-- Saved entries --
****************************************
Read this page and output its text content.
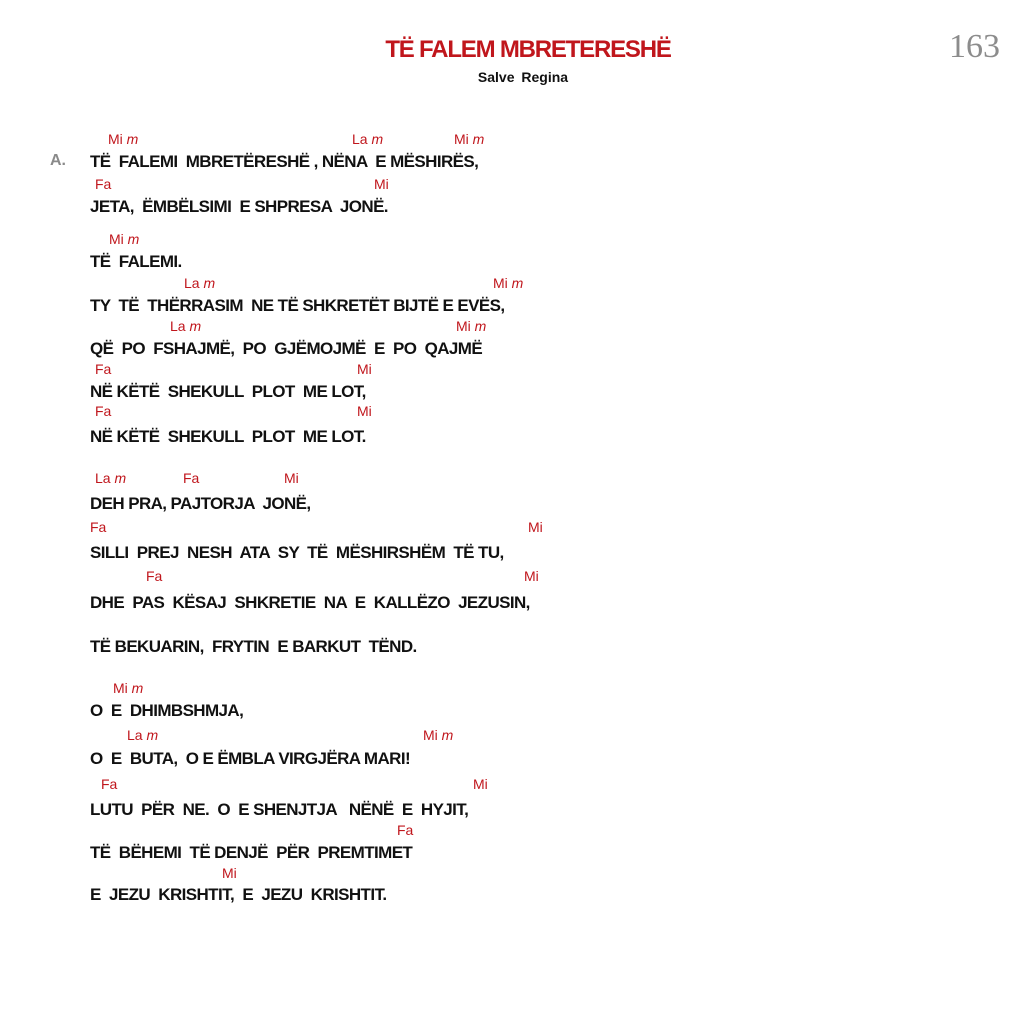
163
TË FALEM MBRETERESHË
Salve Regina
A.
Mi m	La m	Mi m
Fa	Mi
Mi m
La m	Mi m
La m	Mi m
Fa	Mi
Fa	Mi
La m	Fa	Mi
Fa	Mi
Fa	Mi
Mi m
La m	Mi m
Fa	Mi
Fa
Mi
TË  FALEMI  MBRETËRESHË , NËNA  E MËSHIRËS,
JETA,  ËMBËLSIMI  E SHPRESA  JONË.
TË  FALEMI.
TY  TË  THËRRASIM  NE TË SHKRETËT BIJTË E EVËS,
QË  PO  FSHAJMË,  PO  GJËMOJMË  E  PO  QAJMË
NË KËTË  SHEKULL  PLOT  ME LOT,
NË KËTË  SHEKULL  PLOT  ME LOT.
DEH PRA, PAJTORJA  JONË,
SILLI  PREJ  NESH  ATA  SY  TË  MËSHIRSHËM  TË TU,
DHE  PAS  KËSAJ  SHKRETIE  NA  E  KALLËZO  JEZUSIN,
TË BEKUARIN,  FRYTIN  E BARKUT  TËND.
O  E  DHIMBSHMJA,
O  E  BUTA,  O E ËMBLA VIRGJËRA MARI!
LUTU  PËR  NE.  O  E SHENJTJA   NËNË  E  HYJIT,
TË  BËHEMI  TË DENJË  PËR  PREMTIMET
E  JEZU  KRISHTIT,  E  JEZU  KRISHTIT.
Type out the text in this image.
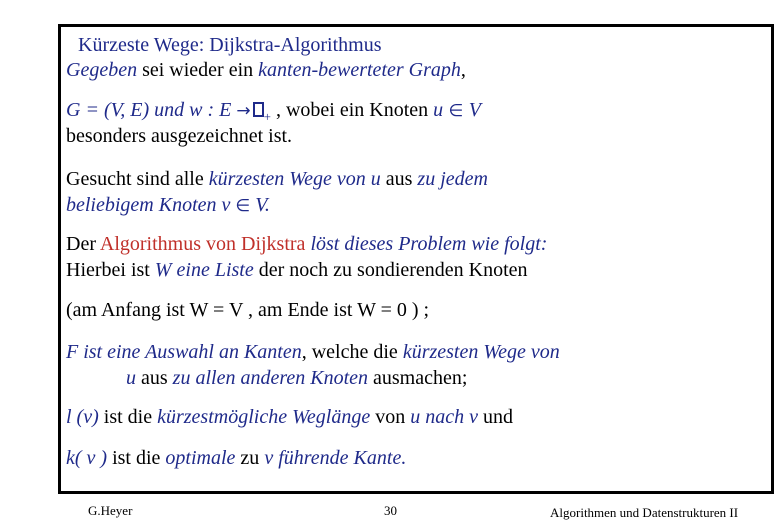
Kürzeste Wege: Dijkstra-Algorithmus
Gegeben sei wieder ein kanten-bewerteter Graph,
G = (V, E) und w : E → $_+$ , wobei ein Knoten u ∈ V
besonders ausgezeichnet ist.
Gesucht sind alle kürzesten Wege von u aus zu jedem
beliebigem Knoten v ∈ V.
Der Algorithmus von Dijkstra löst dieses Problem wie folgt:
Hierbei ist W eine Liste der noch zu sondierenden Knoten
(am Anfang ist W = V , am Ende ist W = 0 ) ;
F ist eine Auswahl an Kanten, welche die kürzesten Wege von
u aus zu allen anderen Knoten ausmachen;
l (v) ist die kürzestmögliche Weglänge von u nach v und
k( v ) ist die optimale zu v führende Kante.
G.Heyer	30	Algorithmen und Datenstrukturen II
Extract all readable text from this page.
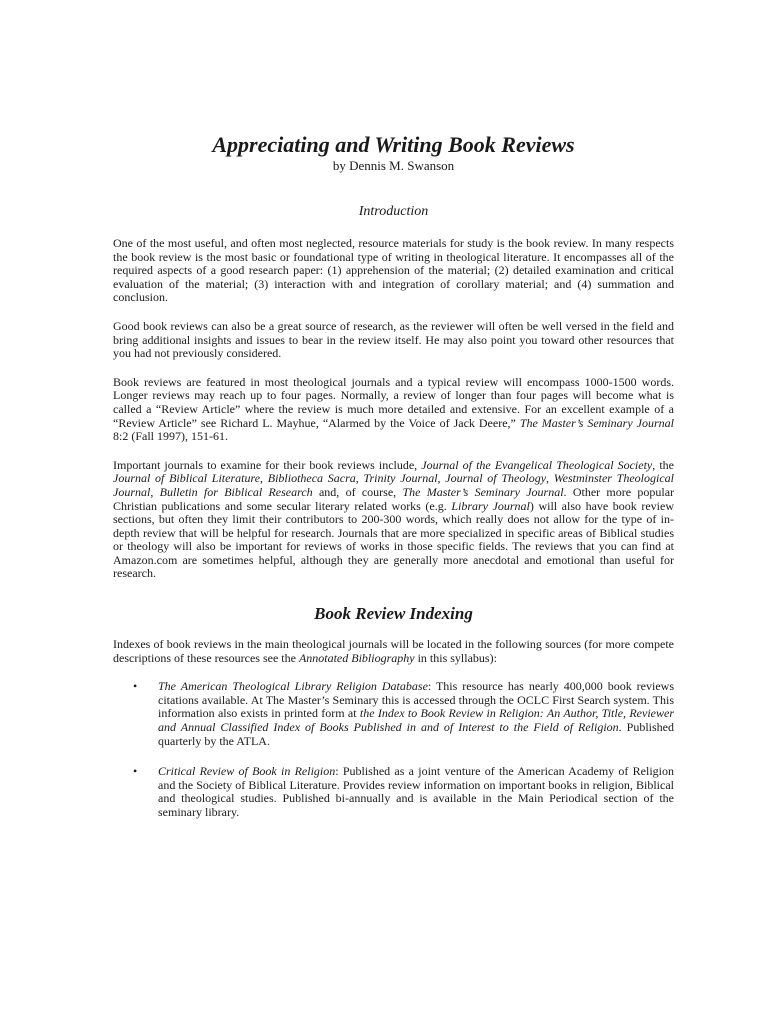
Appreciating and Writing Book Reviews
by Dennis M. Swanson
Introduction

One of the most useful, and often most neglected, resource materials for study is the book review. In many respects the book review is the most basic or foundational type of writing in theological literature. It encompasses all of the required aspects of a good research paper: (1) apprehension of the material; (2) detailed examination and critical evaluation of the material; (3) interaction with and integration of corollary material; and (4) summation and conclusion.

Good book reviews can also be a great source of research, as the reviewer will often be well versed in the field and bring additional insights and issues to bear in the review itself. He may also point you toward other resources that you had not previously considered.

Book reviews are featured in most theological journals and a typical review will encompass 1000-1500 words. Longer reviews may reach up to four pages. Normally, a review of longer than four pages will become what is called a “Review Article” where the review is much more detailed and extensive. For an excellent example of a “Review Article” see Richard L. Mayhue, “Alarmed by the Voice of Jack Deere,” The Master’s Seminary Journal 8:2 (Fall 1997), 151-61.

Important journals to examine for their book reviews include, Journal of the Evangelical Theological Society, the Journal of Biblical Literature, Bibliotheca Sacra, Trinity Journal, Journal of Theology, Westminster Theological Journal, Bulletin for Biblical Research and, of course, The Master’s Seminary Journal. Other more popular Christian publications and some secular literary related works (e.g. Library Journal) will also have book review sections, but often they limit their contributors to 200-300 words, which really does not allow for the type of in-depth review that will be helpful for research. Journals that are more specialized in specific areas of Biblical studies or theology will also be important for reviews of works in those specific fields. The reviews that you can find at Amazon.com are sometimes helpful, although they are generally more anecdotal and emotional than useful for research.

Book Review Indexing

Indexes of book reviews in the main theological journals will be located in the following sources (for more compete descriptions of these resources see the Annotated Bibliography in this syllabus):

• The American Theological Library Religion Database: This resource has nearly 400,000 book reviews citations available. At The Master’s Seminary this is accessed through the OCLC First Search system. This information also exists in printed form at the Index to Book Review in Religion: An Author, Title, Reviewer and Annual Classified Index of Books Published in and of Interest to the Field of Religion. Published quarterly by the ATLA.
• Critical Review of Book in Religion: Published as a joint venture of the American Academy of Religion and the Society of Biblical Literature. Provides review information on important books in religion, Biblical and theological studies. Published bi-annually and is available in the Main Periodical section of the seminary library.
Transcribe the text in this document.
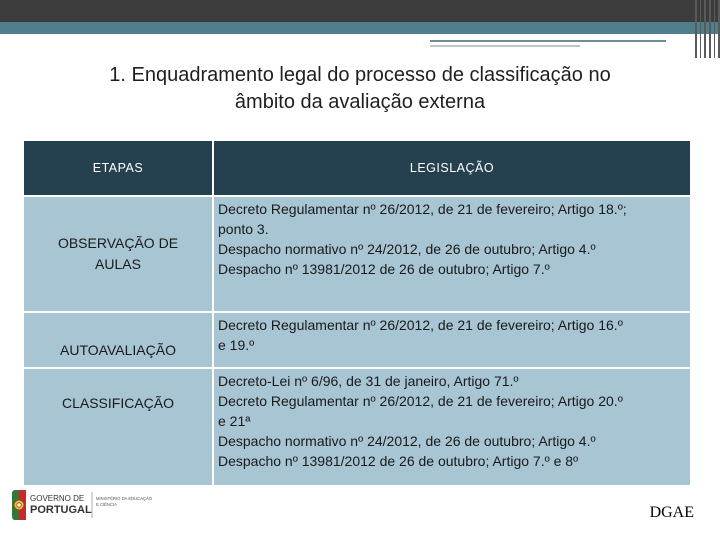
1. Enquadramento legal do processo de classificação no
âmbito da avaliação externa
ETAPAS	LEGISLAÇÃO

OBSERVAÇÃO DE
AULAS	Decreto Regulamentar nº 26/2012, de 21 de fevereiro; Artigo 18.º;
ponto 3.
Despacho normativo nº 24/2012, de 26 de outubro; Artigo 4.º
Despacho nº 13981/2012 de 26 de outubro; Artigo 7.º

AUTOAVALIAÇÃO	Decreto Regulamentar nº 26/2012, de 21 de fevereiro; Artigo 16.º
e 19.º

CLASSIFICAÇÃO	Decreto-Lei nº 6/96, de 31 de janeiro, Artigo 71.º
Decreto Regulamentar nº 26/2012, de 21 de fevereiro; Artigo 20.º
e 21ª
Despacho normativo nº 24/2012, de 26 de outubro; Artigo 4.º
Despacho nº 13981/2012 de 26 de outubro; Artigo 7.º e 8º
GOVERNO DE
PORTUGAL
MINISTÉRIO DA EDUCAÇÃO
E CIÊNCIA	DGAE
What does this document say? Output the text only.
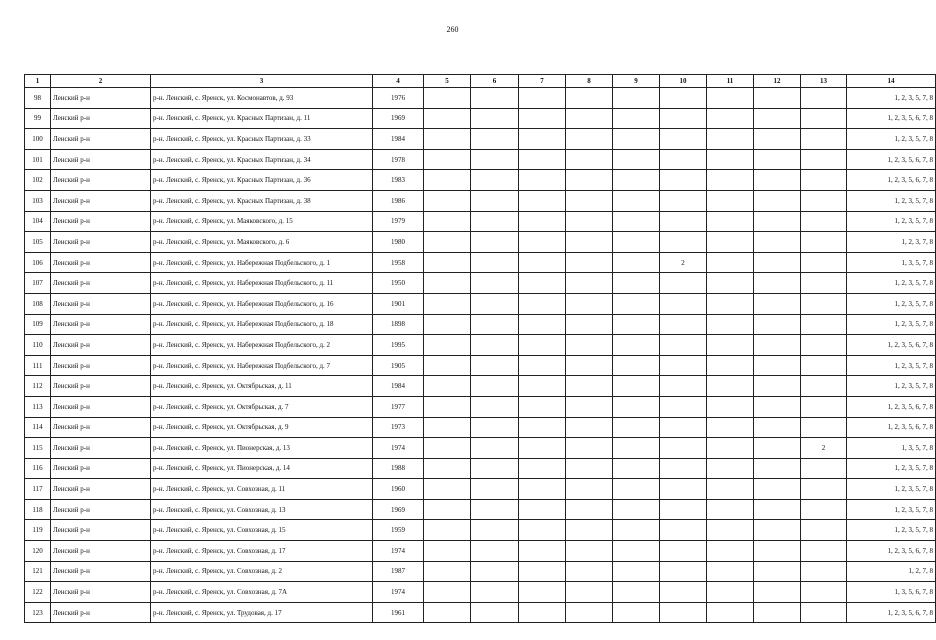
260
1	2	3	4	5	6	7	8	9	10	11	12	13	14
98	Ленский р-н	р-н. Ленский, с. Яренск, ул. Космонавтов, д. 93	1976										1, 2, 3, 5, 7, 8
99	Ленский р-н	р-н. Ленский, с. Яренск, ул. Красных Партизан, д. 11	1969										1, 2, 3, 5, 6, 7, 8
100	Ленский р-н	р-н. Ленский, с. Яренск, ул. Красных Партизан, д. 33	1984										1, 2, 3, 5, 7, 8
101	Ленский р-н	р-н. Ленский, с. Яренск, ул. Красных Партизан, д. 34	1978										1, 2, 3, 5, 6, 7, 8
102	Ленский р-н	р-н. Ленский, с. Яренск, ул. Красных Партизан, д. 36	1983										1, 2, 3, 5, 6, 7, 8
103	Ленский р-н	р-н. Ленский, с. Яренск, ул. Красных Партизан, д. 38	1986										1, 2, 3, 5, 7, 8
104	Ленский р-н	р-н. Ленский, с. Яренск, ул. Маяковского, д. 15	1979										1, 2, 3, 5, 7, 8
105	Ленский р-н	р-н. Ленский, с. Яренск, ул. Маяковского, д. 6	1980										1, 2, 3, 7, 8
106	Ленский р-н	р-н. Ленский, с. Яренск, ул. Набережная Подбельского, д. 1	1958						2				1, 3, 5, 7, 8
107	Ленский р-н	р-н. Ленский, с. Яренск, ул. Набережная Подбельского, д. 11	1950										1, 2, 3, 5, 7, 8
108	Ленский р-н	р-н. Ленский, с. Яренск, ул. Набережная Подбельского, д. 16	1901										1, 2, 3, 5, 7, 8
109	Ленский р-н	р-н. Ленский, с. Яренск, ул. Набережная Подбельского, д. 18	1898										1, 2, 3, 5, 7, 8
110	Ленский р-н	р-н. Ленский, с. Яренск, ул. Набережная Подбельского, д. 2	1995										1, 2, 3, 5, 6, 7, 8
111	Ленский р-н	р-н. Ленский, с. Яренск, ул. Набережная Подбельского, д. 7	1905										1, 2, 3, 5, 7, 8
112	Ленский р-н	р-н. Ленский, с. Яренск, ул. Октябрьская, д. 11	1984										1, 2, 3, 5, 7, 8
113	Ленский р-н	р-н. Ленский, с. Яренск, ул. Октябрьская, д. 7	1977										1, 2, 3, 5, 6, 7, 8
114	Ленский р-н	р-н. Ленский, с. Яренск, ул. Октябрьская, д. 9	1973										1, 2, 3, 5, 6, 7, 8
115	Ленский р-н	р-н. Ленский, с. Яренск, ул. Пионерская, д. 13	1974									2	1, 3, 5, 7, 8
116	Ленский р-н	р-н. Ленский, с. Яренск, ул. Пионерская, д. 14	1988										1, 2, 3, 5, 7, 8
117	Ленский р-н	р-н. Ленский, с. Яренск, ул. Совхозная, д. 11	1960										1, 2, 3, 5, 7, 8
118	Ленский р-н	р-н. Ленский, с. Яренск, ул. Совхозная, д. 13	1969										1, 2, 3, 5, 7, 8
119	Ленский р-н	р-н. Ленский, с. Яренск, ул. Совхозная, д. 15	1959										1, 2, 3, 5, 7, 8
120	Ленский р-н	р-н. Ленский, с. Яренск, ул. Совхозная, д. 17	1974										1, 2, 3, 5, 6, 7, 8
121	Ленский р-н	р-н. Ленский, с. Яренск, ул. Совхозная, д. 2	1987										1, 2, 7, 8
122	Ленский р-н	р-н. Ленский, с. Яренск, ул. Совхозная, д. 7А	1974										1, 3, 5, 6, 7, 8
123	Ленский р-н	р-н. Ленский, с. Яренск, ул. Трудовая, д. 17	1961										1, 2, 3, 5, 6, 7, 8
****************************************
-- TASK DESCRIPTION --
Pick out each line containing "Партизан" and report it.

-- TASK SOLUTION --
99	Ленский р-н	р-н. Ленский, с. Яренск, ул. Красных Партизан, д. 11	1969										1, 2, 3, 5, 6, 7, 8
100	Ленский р-н	р-н. Ленский, с. Яренск, ул. Красных Партизан, д. 33	1984										1, 2, 3, 5, 7, 8
101	Ленский р-н	р-н. Ленский, с. Яренск, ул. Красных Партизан, д. 34	1978										1, 2, 3, 5, 6, 7, 8
102	Ленский р-н	р-н. Ленский, с. Яренск, ул. Красных Партизан, д. 36	1983										1, 2, 3, 5, 6, 7, 8
103	Ленский р-н	р-н. Ленский, с. Яренск, ул. Красных Партизан, д. 38	1986										1, 2, 3, 5, 7, 8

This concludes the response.